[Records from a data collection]
──────

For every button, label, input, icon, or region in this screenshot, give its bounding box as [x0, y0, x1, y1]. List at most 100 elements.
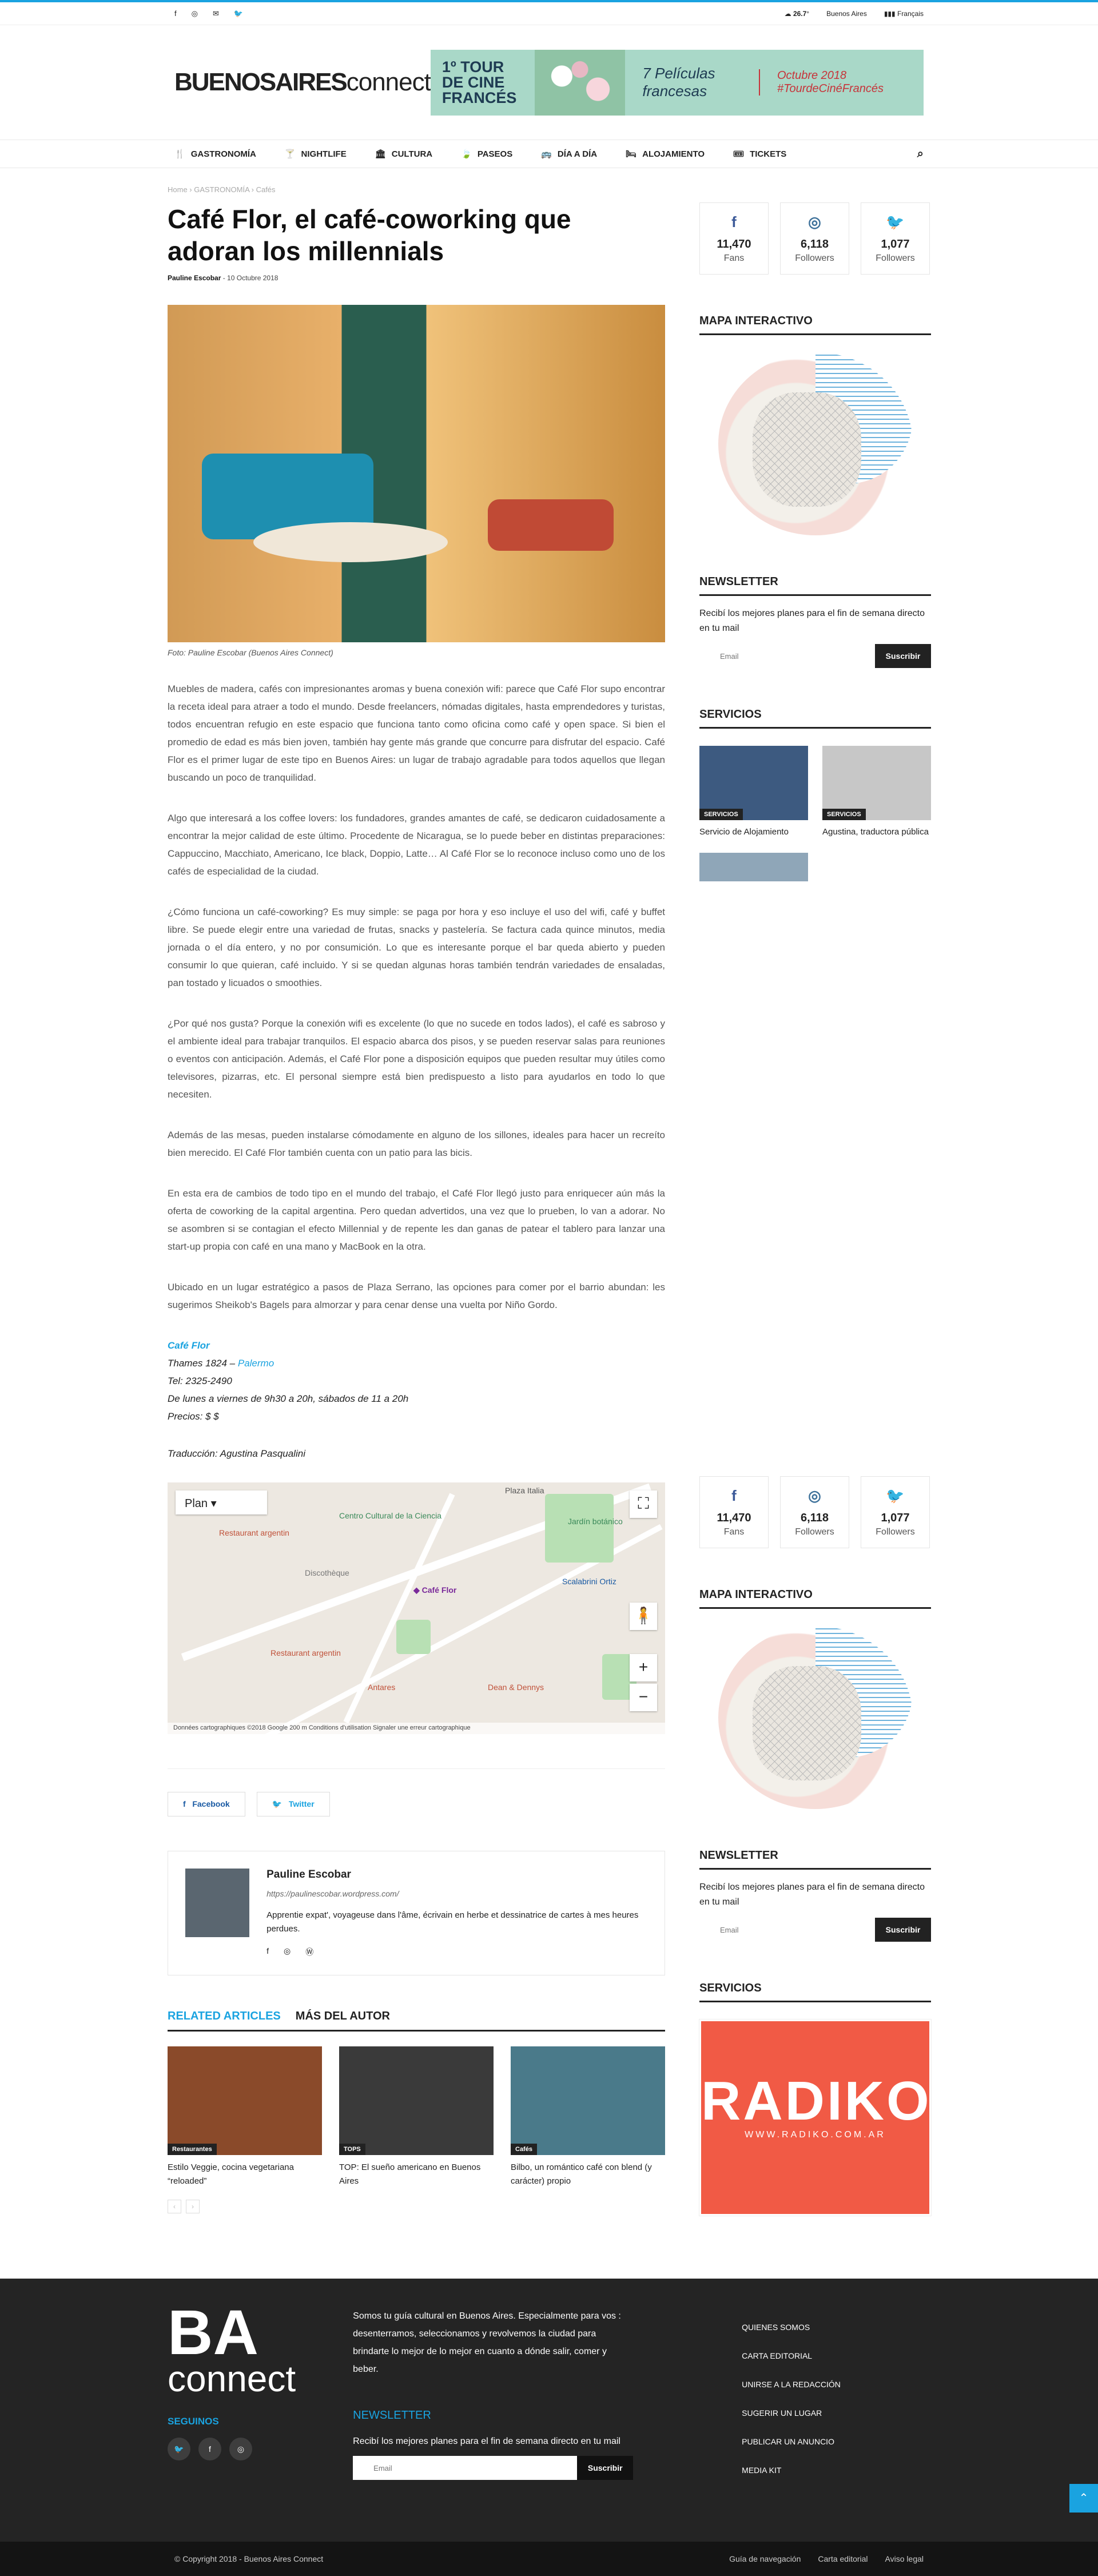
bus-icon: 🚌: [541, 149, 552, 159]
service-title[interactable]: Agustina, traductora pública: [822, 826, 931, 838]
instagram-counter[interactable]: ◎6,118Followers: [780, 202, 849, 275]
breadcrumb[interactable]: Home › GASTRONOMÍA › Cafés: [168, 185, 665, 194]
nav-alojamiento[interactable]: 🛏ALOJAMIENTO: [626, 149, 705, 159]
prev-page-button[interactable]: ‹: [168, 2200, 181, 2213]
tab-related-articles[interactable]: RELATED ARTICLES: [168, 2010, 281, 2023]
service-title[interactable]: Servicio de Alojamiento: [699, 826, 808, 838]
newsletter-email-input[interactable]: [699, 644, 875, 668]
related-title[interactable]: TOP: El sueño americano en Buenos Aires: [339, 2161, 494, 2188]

──────

§ THE PROBLEM
Please rewrite the items above, renaming "bounding box" to "enclosing rectangle" wherever it occurs and changing nothing else. Leave the pictures out.

§ TASK OUTPUT
For every button, label, input, icon, or region in this screenshot, give its enclosing rectangle as [x0, y0, x1, y1]. List at most 100 elements.
bus-icon: 🚌: [541, 149, 552, 159]
service-title[interactable]: Agustina, traductora pública: [822, 826, 931, 838]
instagram-counter[interactable]: ◎6,118Followers: [780, 202, 849, 275]
breadcrumb[interactable]: Home › GASTRONOMÍA › Cafés: [168, 185, 665, 194]
nav-alojamiento[interactable]: 🛏ALOJAMIENTO: [626, 149, 705, 159]
prev-page-button[interactable]: ‹: [168, 2200, 181, 2213]
tab-related-articles[interactable]: RELATED ARTICLES: [168, 2010, 281, 2023]
service-title[interactable]: Servicio de Alojamiento: [699, 826, 808, 838]
newsletter-email-input[interactable]: [699, 644, 875, 668]
related-title[interactable]: TOP: El sueño americano en Buenos Aires: [339, 2161, 494, 2188]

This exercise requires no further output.